● **YOUR OBJECTIVE**
Reproduce the listing below exactly, minus its pictures.

● **SUPPLIED RECORDS**

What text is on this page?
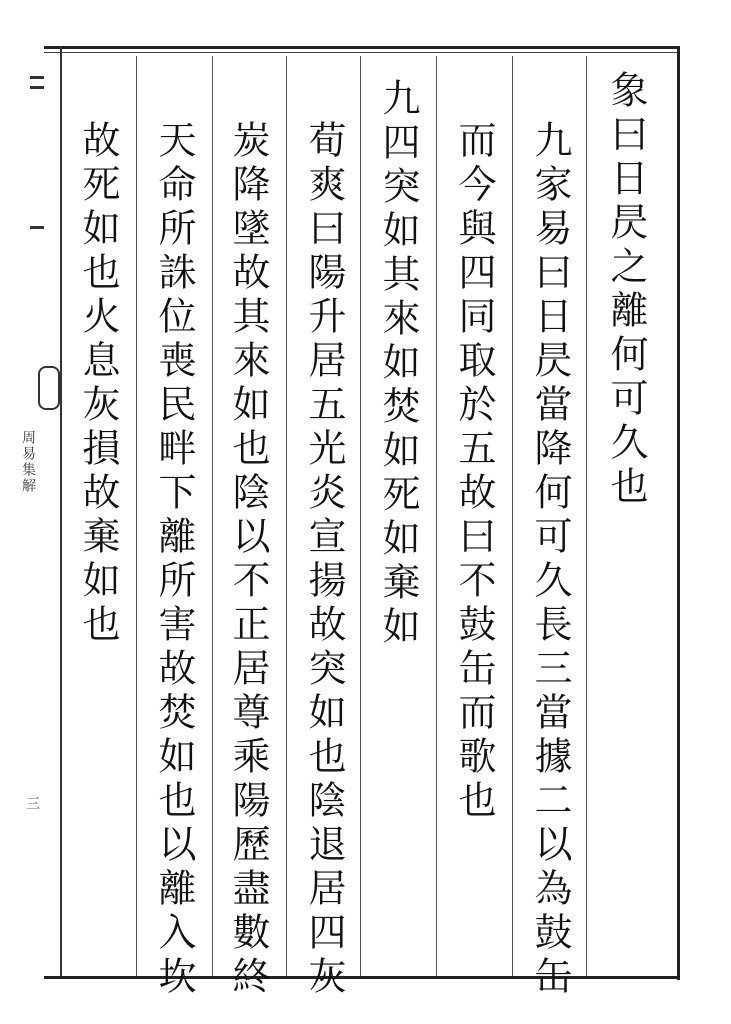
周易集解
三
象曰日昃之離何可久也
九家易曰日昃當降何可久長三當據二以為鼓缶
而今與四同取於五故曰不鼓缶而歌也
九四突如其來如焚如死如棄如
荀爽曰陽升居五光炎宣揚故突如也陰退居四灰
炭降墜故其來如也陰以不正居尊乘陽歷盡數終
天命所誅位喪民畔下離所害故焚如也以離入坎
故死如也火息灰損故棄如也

● **TASK RESPONSE**
What text is on this page?
周易集解
三
象曰日昃之離何可久也
九家易曰日昃當降何可久長三當據二以為鼓缶
而今與四同取於五故曰不鼓缶而歌也
九四突如其來如焚如死如棄如
荀爽曰陽升居五光炎宣揚故突如也陰退居四灰
炭降墜故其來如也陰以不正居尊乘陽歷盡數終
天命所誅位喪民畔下離所害故焚如也以離入坎
故死如也火息灰損故棄如也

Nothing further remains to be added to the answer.